Exercise.
Copy, from the entries below, each line in which the string "structured" appears.

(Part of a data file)
════════

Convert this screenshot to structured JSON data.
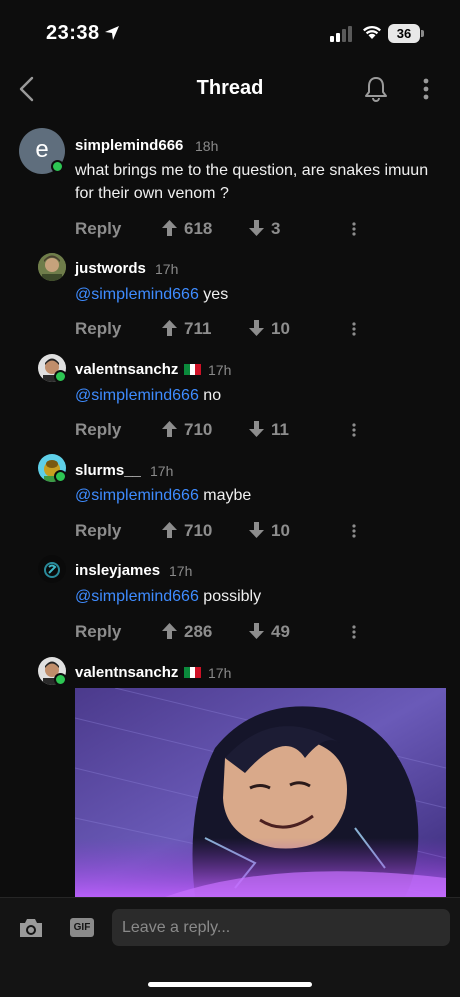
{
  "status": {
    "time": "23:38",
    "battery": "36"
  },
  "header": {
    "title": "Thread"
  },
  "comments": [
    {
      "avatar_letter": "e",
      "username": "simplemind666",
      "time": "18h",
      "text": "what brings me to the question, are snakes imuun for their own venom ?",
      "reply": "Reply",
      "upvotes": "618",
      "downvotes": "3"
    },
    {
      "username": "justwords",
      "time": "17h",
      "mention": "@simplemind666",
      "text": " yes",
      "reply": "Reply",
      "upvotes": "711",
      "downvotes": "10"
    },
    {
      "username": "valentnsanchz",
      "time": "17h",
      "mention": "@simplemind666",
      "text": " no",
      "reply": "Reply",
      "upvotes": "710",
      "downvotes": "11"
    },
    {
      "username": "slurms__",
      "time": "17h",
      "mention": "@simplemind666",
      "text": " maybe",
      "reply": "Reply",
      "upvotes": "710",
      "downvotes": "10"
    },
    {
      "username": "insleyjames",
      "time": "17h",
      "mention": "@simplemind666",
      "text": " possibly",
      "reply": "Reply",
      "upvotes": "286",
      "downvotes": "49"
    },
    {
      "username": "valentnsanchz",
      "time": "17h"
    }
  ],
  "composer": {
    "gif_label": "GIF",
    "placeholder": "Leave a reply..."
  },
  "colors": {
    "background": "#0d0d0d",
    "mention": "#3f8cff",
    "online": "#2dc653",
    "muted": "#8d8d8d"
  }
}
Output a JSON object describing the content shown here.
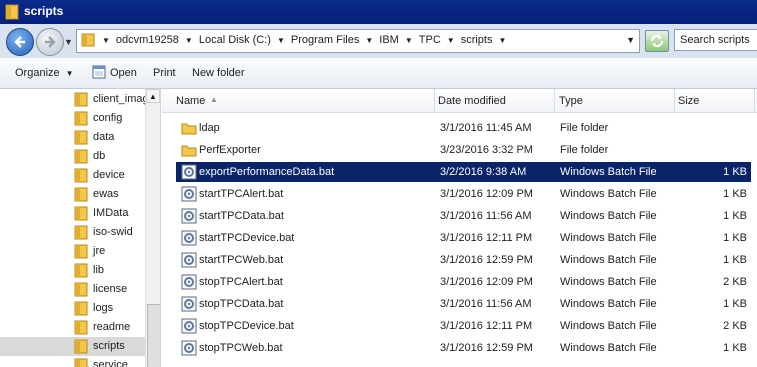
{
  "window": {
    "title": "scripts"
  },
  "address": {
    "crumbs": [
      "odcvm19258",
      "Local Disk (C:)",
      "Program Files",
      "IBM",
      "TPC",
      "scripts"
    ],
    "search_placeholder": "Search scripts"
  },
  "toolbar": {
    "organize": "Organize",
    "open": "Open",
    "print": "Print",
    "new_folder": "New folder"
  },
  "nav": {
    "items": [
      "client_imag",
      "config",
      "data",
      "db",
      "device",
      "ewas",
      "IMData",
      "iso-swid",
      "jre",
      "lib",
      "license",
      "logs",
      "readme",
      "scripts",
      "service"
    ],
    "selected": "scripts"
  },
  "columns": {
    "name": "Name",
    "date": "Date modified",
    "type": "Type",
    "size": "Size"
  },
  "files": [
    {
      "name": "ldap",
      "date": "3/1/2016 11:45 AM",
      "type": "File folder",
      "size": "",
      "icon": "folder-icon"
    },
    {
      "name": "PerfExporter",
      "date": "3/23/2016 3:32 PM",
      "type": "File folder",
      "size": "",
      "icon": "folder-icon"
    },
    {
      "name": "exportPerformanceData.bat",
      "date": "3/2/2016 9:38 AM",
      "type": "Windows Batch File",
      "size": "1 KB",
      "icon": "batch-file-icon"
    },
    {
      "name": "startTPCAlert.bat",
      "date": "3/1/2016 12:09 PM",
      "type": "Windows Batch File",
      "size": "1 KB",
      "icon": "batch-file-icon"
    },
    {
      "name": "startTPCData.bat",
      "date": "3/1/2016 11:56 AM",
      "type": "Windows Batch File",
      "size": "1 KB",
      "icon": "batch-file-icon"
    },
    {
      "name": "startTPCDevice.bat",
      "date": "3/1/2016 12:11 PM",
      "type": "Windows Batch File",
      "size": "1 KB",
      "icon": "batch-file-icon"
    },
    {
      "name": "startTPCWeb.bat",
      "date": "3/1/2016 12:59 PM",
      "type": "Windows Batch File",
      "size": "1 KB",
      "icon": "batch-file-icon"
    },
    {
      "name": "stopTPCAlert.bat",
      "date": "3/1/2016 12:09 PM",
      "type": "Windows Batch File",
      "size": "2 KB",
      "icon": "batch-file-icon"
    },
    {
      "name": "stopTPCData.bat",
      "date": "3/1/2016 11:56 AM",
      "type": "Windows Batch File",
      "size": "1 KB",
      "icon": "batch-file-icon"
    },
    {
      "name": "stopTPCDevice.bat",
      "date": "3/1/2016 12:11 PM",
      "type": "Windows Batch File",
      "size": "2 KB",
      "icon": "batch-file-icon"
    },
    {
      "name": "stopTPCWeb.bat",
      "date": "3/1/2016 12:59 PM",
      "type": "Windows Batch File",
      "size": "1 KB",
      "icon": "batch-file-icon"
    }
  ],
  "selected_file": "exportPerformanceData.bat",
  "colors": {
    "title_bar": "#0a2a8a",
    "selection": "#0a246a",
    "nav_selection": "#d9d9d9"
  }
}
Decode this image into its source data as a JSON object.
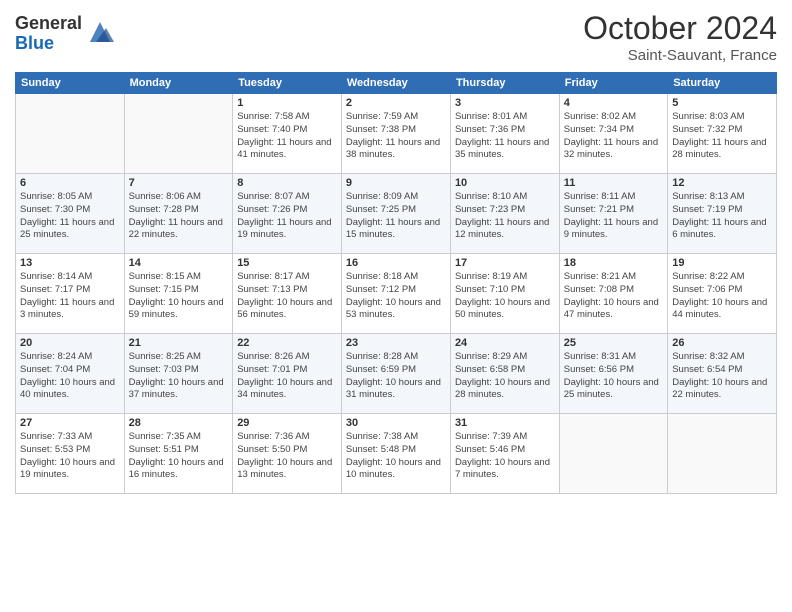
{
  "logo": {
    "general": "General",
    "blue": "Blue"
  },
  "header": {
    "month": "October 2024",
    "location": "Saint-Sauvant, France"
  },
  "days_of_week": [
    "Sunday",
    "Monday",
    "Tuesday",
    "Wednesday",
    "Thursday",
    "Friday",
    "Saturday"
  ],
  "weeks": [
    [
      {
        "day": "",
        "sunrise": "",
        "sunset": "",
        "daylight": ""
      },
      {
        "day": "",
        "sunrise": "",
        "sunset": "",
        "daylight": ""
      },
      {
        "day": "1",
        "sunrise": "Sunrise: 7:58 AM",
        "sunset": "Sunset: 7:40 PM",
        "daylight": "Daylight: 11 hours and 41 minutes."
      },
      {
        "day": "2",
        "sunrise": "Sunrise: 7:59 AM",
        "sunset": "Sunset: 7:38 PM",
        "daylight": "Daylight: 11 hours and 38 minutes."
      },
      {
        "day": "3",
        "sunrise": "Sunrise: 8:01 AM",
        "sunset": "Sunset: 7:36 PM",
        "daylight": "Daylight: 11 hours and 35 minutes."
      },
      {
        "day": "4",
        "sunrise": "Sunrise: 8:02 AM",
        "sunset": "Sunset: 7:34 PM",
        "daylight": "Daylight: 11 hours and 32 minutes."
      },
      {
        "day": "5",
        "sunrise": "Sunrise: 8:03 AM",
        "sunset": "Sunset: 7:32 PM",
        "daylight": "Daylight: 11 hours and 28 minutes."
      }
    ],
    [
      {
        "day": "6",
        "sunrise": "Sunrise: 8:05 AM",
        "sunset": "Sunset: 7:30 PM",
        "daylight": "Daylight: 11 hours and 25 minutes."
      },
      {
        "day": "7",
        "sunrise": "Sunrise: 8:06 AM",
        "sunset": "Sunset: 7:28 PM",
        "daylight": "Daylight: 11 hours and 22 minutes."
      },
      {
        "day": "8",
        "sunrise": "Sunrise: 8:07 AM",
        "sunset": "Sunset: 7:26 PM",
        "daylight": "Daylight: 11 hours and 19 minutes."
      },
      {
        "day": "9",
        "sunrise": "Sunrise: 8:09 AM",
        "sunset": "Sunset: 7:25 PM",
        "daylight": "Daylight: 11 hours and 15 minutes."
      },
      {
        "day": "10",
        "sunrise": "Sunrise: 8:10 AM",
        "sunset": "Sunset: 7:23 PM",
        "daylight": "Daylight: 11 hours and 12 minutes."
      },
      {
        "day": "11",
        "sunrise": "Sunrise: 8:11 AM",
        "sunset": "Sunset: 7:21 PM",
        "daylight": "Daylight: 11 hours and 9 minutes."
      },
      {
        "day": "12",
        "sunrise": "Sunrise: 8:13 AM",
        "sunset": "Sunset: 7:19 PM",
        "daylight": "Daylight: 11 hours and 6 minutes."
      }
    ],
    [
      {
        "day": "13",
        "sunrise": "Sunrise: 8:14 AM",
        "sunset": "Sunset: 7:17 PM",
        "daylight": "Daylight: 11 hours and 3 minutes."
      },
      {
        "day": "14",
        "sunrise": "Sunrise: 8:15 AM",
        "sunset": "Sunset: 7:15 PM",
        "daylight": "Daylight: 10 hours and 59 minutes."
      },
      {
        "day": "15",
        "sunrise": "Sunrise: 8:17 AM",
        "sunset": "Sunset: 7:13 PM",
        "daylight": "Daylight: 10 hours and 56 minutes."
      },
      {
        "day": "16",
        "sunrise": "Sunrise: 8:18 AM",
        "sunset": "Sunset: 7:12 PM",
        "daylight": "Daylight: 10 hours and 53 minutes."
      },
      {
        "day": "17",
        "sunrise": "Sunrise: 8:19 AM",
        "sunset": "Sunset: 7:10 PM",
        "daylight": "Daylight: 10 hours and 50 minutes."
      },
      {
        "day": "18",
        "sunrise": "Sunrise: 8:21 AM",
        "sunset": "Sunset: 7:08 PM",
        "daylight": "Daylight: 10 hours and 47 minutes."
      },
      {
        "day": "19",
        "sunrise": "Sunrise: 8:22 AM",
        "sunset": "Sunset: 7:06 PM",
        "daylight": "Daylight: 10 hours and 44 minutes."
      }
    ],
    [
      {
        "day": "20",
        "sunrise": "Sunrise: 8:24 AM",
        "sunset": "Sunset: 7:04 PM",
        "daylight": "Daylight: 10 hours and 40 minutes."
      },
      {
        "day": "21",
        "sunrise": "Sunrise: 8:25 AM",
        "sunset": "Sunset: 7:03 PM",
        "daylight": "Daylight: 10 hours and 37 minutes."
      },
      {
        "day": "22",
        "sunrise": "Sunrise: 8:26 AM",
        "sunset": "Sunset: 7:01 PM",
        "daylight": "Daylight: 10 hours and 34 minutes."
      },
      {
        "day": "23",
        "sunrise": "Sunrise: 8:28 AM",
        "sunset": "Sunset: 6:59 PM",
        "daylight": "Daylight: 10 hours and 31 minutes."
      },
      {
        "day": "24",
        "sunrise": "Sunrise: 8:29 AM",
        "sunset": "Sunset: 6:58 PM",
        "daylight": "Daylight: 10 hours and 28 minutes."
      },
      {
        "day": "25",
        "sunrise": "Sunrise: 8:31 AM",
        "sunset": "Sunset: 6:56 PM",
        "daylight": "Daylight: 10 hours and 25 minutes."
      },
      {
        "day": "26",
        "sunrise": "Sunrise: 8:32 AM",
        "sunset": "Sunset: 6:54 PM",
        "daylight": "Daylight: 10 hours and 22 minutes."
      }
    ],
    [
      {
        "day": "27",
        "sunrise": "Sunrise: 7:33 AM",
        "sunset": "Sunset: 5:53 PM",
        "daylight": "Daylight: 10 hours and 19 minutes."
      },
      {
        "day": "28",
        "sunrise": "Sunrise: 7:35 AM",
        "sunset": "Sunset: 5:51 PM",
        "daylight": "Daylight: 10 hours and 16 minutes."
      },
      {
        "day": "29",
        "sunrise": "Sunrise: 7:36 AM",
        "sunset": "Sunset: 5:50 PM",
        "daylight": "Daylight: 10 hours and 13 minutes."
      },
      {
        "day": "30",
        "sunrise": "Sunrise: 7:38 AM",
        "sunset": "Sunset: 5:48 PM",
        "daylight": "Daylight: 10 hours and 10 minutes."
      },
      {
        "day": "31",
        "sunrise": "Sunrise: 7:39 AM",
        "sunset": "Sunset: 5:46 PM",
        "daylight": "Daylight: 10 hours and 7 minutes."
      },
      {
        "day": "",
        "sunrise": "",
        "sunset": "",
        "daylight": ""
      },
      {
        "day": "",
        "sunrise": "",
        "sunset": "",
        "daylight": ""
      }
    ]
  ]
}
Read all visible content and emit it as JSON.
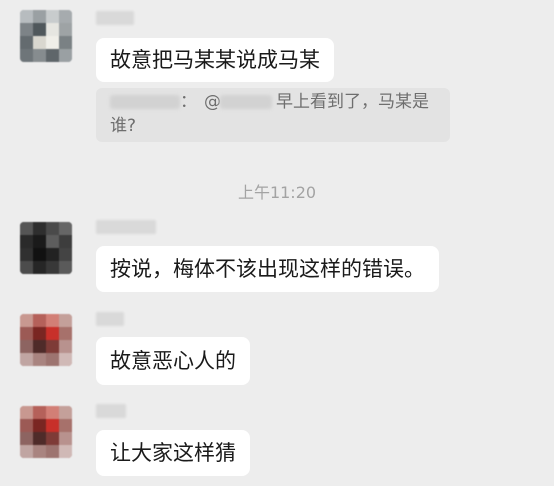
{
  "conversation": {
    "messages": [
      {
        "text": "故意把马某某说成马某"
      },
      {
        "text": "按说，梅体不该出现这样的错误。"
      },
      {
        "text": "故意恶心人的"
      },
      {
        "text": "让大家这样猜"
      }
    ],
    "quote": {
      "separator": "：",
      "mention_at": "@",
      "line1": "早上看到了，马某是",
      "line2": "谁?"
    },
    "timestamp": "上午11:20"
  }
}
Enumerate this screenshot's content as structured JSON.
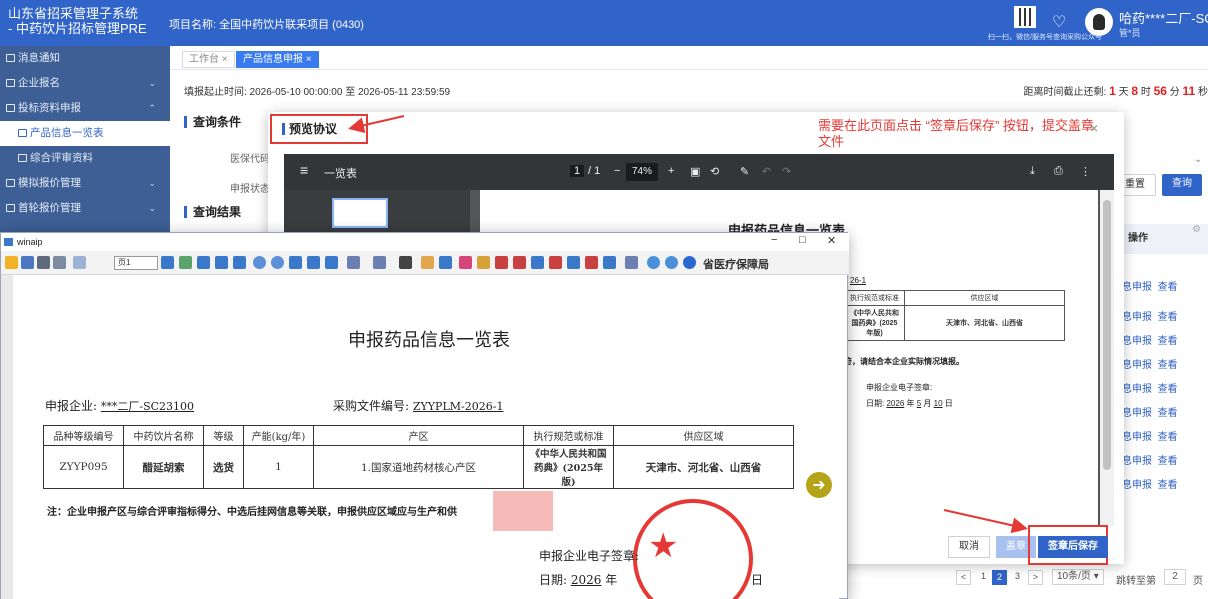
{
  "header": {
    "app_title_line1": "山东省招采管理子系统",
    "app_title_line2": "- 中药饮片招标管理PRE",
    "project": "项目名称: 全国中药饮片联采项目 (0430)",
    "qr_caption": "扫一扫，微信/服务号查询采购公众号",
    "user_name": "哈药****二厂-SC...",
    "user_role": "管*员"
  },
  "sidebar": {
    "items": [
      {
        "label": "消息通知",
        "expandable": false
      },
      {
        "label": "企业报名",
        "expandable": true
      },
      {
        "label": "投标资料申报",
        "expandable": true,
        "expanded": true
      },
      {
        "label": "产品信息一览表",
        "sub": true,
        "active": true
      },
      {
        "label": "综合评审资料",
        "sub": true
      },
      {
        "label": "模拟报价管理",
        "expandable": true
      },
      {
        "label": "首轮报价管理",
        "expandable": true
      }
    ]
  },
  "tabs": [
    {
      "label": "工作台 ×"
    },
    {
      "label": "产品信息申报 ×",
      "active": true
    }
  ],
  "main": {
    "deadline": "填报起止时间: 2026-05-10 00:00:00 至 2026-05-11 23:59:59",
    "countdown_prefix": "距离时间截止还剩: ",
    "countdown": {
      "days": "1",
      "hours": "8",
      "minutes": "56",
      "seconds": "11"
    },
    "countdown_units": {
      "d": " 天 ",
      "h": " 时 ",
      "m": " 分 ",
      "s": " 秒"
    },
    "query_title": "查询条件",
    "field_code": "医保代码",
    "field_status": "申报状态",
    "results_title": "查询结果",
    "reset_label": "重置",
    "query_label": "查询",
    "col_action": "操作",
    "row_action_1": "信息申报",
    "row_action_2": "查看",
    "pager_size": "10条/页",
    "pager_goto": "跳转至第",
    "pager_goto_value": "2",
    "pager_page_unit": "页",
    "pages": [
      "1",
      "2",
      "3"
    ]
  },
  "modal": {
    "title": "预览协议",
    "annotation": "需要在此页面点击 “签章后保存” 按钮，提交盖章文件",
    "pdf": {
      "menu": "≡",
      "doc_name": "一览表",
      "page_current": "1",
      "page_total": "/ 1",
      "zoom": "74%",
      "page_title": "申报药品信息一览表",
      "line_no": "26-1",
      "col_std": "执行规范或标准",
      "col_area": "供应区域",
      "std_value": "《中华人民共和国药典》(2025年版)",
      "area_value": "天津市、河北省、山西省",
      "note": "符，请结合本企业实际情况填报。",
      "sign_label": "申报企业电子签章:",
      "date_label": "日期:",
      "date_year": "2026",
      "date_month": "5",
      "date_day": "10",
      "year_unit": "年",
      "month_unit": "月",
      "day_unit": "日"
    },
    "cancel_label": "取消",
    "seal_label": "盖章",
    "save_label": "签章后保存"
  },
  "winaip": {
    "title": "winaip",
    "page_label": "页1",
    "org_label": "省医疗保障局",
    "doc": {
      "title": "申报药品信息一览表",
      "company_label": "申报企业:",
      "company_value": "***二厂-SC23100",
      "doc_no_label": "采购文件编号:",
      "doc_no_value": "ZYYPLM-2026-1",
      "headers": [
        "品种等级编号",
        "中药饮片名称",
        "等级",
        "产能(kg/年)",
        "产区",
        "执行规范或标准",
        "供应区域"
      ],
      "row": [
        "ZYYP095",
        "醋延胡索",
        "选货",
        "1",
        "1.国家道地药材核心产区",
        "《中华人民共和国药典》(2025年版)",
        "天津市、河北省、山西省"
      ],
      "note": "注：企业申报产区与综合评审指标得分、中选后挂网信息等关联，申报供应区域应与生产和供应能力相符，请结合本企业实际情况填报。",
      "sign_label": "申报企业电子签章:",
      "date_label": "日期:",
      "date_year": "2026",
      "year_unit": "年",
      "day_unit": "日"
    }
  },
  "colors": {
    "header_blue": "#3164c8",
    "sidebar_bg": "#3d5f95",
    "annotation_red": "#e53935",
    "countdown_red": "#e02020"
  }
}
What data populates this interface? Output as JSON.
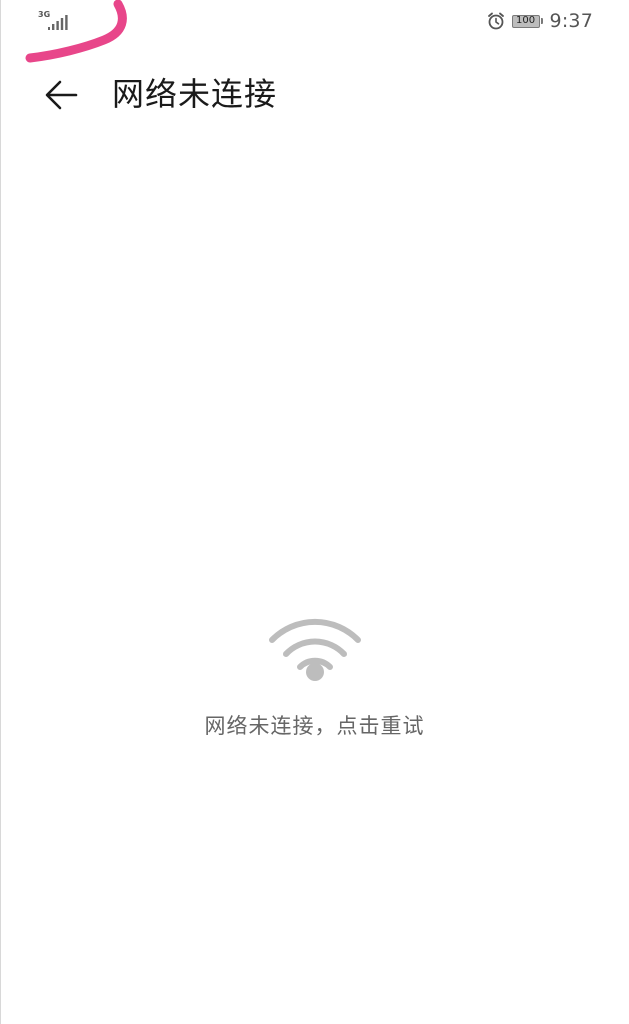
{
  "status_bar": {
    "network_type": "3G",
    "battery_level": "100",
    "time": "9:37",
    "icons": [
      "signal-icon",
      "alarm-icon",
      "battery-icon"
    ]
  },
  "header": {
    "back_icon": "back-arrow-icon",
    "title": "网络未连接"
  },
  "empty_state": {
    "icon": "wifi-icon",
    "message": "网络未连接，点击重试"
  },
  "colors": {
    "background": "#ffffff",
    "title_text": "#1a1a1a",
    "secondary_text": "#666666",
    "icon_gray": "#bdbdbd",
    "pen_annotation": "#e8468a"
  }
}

════════

Answer to the problem.
Convert this screenshot to structured JSON data.
Enumerate this screenshot's content as structured JSON.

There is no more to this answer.